(Part of a data file)
----------------------------------------

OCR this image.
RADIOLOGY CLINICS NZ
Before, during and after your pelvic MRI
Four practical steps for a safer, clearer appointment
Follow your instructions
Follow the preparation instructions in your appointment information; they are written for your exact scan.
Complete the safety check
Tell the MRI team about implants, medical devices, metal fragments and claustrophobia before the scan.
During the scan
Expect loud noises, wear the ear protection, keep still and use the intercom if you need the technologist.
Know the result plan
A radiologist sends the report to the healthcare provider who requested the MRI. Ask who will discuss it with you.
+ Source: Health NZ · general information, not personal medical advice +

----------------------------------------

- **TASK**: Gather all lines with the string "your" from the data.

- **OUTPUT OF THE TASK**:
Before, during and after your pelvic MRI
Follow your instructions
Follow the preparation instructions in your appointment information; they are written for your exact scan.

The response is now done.